◆ GIVEN ENTRIES ◆
───

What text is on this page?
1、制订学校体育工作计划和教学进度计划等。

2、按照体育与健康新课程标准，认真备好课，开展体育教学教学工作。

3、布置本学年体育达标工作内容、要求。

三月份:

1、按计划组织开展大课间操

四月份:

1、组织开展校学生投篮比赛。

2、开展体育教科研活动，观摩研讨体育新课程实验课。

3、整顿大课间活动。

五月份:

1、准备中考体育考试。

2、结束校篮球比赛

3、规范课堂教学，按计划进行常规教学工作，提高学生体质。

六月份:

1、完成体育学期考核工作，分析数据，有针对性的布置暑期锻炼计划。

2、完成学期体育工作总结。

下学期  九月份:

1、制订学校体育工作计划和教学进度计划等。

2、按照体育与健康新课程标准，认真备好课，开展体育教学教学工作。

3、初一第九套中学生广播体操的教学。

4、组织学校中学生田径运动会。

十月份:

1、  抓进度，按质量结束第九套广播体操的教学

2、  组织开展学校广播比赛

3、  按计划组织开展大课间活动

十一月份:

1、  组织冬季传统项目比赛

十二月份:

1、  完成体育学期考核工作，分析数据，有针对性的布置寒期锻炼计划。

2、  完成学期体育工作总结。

───

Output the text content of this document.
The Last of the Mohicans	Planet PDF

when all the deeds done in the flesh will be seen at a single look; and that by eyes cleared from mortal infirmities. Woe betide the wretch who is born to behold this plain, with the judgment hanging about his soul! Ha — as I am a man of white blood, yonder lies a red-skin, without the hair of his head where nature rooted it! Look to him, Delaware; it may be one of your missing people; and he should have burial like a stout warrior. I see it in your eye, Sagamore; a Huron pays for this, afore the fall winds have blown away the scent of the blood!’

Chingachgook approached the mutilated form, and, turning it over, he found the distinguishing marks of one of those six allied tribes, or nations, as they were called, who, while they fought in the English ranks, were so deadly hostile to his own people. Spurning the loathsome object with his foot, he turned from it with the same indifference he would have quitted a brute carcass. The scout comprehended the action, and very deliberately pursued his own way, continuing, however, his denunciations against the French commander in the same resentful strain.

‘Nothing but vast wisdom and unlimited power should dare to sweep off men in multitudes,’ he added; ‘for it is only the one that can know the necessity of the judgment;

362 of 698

───

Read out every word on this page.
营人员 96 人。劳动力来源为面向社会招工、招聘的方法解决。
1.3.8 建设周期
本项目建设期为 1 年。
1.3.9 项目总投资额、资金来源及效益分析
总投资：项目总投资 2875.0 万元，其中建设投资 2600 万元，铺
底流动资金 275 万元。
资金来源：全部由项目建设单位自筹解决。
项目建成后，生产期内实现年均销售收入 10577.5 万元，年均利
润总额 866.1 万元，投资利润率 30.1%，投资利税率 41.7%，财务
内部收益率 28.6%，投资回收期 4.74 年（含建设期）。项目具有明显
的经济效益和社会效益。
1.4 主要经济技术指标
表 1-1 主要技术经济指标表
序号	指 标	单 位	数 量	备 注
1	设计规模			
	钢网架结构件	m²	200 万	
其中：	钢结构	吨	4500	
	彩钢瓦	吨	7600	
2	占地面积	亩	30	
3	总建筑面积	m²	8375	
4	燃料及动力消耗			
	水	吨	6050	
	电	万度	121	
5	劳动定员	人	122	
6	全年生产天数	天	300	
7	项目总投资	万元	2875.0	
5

───

◆ WORK TO DO ◆
Find the word "完成体育学期考核工作" in the data and show each line that holds it.

◆ RESPONSE BELOW ◆
1、完成体育学期考核工作，分析数据，有针对性的布置暑期锻炼计划。
1、  完成体育学期考核工作，分析数据，有针对性的布置寒期锻炼计划。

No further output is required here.